◆ Exercise: Please format the lines from the one containing "issue-title: Test [800,301,830,318]" through the one containing "main-panel: Recent issues" in the records below as a JSON list of strings, one string per line, leaving out blank lines.

◆ Input rows:
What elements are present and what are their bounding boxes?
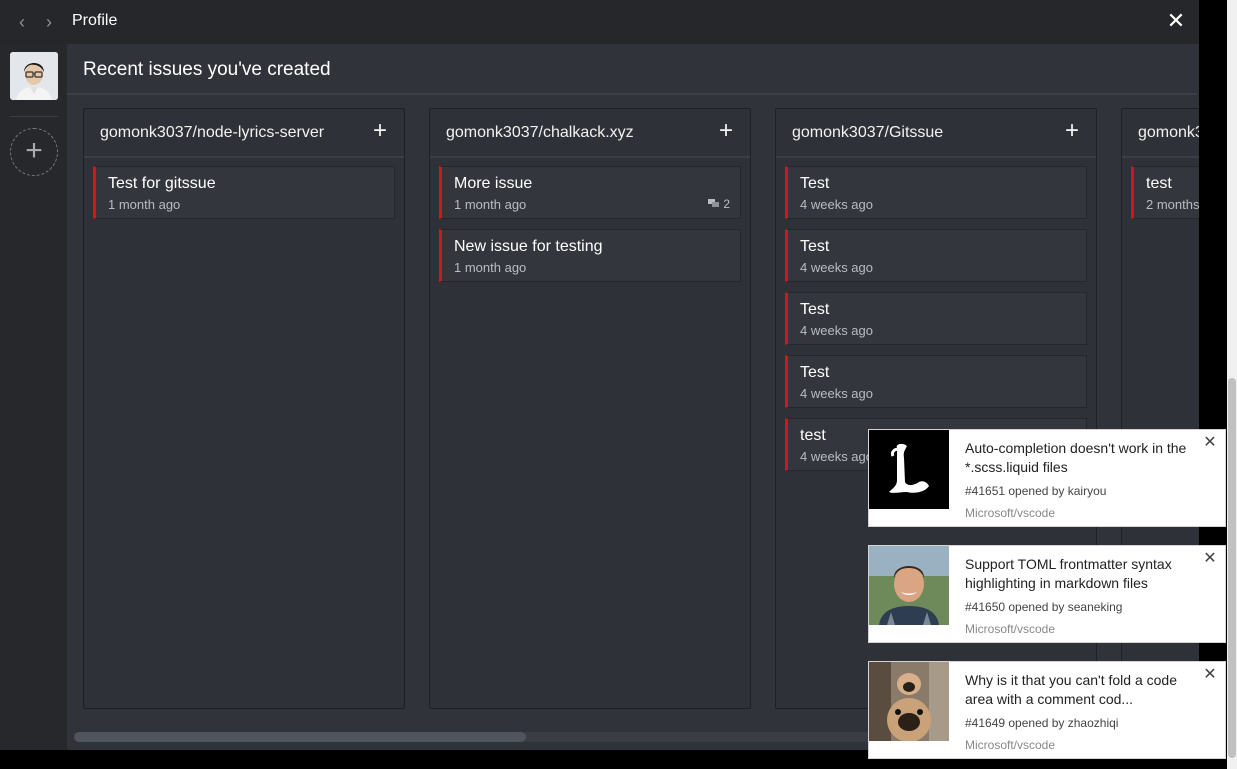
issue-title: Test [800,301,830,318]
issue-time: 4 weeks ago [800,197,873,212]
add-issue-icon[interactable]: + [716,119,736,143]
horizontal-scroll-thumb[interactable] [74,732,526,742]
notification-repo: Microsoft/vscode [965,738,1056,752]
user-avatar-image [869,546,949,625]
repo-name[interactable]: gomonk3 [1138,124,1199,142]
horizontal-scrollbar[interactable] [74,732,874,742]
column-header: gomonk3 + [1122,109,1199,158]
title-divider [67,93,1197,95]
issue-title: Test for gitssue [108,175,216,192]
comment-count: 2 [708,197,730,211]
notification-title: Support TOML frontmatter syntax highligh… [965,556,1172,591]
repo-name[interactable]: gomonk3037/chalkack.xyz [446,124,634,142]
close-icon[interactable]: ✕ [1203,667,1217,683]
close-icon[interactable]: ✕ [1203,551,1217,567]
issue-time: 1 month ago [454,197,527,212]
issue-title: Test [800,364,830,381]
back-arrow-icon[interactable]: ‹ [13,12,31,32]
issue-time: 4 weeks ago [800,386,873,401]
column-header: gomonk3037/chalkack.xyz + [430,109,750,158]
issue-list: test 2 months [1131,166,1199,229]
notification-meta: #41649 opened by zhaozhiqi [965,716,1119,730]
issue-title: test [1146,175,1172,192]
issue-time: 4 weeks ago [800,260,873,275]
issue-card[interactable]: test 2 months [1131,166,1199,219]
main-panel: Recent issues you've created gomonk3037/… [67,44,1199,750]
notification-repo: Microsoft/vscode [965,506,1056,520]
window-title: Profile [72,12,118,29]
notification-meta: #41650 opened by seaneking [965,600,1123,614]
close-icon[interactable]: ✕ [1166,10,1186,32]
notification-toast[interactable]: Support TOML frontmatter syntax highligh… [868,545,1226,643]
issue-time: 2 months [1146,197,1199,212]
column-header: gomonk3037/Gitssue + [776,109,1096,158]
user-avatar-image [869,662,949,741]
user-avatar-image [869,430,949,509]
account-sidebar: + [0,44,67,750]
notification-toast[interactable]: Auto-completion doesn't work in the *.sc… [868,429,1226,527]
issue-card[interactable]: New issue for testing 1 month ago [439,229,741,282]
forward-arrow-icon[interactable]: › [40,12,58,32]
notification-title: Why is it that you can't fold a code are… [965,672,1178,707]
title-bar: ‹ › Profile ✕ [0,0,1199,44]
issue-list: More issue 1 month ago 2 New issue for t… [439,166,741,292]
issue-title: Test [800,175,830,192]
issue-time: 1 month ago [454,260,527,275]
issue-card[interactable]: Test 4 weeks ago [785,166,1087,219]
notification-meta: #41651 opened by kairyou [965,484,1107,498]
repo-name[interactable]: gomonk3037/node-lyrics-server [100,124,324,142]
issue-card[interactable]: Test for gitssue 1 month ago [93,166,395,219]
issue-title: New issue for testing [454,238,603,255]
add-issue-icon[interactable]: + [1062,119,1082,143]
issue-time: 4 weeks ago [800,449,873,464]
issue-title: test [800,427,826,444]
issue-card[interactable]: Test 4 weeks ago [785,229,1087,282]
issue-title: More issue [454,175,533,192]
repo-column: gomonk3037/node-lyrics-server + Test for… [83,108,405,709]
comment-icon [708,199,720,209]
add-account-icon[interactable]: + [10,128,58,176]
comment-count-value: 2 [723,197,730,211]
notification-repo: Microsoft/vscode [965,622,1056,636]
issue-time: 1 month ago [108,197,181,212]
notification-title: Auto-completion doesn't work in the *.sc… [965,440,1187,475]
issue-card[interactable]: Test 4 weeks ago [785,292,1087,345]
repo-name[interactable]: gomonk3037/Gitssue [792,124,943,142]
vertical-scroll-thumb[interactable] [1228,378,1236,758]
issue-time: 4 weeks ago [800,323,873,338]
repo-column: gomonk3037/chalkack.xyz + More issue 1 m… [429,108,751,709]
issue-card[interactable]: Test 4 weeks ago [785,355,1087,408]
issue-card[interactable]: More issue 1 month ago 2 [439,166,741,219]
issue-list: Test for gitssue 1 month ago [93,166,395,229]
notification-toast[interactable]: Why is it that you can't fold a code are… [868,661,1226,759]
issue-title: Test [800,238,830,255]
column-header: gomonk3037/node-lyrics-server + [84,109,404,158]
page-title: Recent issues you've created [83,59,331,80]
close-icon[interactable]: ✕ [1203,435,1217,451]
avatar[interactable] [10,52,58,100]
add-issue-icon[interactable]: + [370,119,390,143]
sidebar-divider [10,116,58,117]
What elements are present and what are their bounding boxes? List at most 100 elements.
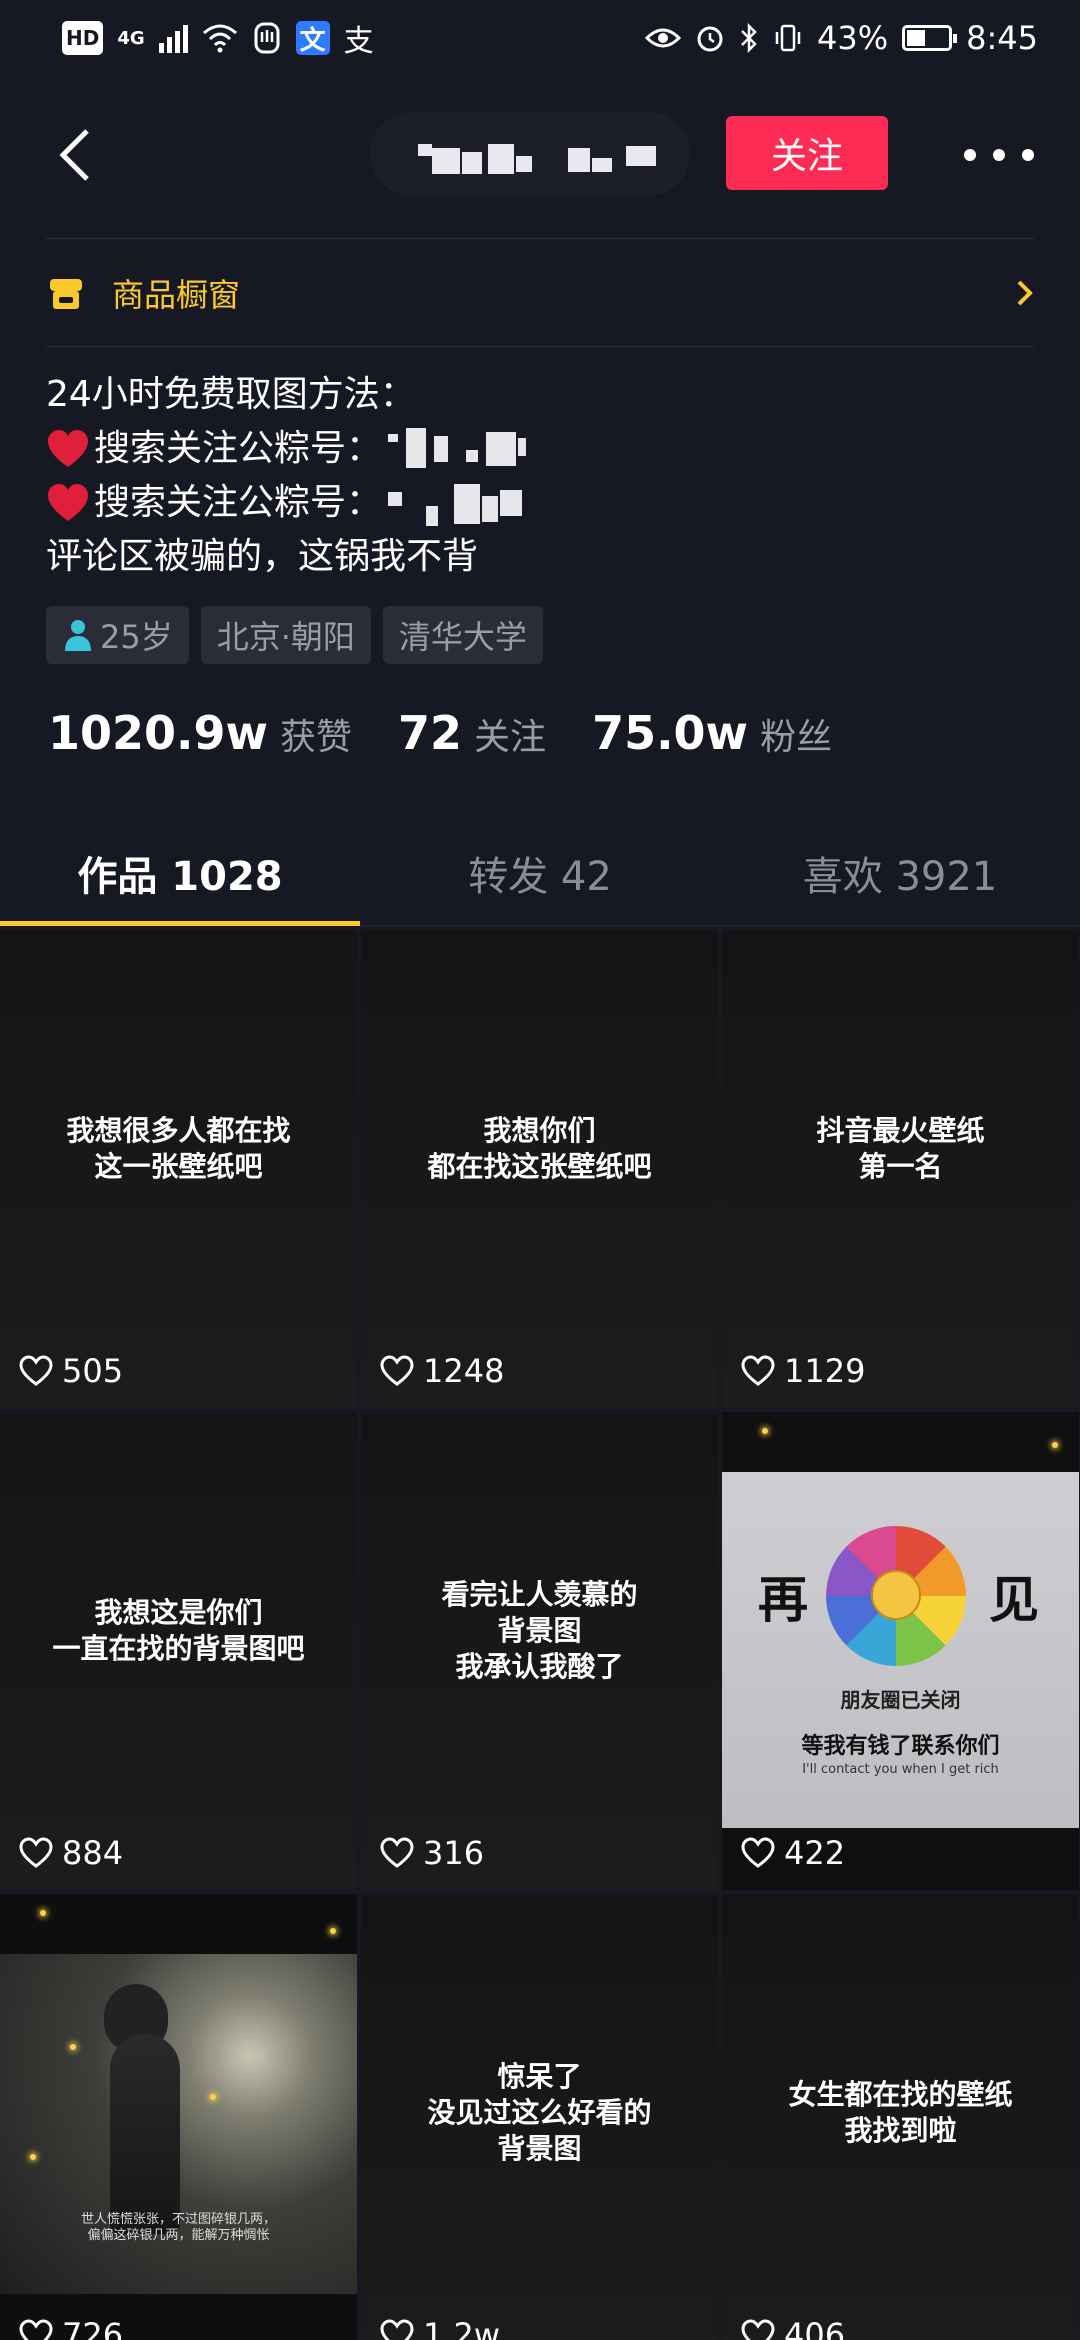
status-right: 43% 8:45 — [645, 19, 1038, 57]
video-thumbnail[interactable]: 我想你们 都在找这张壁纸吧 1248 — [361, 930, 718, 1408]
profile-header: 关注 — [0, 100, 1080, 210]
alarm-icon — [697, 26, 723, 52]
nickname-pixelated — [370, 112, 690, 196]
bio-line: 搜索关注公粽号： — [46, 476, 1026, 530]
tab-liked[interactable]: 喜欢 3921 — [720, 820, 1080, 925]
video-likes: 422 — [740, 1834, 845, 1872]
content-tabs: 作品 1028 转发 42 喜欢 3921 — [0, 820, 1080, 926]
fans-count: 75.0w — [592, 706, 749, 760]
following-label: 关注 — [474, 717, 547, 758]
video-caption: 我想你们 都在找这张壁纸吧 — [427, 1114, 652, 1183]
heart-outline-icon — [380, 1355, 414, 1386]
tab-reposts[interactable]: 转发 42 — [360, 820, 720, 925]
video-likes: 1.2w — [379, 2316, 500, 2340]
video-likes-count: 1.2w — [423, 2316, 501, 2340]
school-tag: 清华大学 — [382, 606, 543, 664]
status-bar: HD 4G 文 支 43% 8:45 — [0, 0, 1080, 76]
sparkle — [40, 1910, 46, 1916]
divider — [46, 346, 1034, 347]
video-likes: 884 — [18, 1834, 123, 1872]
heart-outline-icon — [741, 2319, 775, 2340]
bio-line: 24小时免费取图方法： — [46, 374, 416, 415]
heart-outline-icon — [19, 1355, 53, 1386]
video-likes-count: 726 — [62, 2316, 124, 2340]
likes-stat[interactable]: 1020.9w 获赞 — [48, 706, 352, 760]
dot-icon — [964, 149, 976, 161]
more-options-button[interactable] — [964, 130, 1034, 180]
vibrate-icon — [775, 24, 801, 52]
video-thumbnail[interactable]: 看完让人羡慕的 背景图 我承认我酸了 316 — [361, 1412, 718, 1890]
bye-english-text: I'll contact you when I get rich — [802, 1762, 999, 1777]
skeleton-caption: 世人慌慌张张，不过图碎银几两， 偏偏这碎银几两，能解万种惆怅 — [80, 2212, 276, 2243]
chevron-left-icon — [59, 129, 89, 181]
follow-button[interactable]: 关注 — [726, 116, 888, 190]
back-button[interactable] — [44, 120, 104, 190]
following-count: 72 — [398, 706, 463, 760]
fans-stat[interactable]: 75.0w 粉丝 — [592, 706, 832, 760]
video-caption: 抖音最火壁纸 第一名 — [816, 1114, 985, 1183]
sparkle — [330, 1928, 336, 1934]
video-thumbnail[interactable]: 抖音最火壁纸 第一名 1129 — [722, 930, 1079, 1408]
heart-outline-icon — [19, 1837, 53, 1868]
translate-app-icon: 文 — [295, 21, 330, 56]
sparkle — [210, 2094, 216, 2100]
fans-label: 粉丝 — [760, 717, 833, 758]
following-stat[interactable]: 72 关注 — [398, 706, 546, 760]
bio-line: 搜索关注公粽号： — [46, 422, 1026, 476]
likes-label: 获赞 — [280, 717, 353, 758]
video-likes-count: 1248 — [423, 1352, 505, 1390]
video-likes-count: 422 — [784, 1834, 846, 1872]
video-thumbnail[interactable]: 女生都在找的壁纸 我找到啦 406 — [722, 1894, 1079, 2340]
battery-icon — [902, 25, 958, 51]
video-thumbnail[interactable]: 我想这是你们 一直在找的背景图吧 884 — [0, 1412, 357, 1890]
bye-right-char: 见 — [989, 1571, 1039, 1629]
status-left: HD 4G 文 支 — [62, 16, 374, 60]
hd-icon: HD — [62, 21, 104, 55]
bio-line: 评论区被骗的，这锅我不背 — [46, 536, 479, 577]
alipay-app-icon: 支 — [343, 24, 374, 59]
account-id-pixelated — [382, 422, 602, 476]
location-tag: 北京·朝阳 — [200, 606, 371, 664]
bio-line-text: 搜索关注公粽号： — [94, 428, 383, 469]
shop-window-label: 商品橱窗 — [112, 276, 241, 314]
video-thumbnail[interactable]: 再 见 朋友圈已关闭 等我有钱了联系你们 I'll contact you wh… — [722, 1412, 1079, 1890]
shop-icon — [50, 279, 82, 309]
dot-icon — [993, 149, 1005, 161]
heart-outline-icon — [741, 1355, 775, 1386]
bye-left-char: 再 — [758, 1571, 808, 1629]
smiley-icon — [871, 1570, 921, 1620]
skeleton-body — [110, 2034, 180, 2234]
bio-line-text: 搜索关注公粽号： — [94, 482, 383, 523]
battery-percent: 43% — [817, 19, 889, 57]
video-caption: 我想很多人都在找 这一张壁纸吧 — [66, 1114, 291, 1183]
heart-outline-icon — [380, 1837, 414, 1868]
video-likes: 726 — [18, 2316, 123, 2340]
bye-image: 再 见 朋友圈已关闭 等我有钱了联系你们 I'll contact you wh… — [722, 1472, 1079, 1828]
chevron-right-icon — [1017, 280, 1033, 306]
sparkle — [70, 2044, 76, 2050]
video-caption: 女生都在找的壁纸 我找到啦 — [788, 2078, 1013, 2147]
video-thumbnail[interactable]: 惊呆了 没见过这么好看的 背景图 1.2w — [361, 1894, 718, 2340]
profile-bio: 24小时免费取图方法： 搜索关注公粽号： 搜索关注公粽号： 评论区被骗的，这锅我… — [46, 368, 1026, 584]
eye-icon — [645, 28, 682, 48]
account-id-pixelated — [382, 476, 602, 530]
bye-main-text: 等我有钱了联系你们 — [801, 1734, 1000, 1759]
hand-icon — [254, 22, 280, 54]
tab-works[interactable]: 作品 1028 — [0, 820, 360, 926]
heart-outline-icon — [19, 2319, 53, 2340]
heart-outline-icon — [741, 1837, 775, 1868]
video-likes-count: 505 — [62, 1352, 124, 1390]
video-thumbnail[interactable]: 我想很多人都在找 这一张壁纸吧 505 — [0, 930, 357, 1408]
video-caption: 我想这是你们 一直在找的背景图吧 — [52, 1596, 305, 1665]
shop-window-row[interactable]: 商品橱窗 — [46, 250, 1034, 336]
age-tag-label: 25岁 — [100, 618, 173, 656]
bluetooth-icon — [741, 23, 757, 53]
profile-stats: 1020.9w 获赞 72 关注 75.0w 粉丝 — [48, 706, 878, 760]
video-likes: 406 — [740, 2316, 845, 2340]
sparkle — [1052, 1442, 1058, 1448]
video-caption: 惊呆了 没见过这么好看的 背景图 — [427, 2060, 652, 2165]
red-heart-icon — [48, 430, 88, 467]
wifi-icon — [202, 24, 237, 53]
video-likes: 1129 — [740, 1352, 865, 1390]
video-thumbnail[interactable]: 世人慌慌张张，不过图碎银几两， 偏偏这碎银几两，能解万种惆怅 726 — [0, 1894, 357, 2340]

◆ Solved problem:
[
  "issue-title: Test [800,301,830,318]",
  "issue-time: 4 weeks ago [800,197,873,212]",
  "add-issue-icon[interactable]: + [716,119,736,143]",
  "horizontal-scroll-thumb[interactable] [74,732,526,742]",
  "notification-repo: Microsoft/vscode [965,738,1056,752]",
  "user-avatar-image [869,546,949,625]",
  "repo-name[interactable]: gomonk3 [1138,124,1199,142]",
  "horizontal-scrollbar[interactable] [74,732,874,742]",
  "column-header: gomonk3 + [1122,109,1199,158]",
  "title-divider [67,93,1197,95]",
  "issue-title: Test for gitssue [108,175,216,192]",
  "comment-count: 2 [708,197,730,211]",
  "notification-title: Support TOML frontmatter syntax highligh… [965,556,1172,591]",
  "repo-name[interactable]: gomonk3037/chalkack.xyz [446,124,634,142]",
  "close-icon[interactable]: ✕ [1203,667,1217,683]",
  "close-icon[interactable]: ✕ [1203,551,1217,567]",
  "issue-time: 1 month ago [454,197,527,212]",
  "issue-title: Test [800,364,830,381]",
  "back-arrow-icon[interactable]: ‹ [13,12,31,32]",
  "issue-time: 4 weeks ago [800,386,873,401]",
  "column-header: gomonk3037/chalkack.xyz + [430,109,750,158]",
  "issue-list: test 2 months [1131,166,1199,229]",
  "notification-meta: #41649 opened by zhaozhiqi [965,716,1119,730]",
  "issue-title: test [1146,175,1172,192]",
  "issue-time: 4 weeks ago [800,260,873,275]",
  "issue-card[interactable]: test 2 months [1131,166,1199,219]",
  "main-panel: Recent issues you've created gomonk3037/… [67,44,1199,750]"
]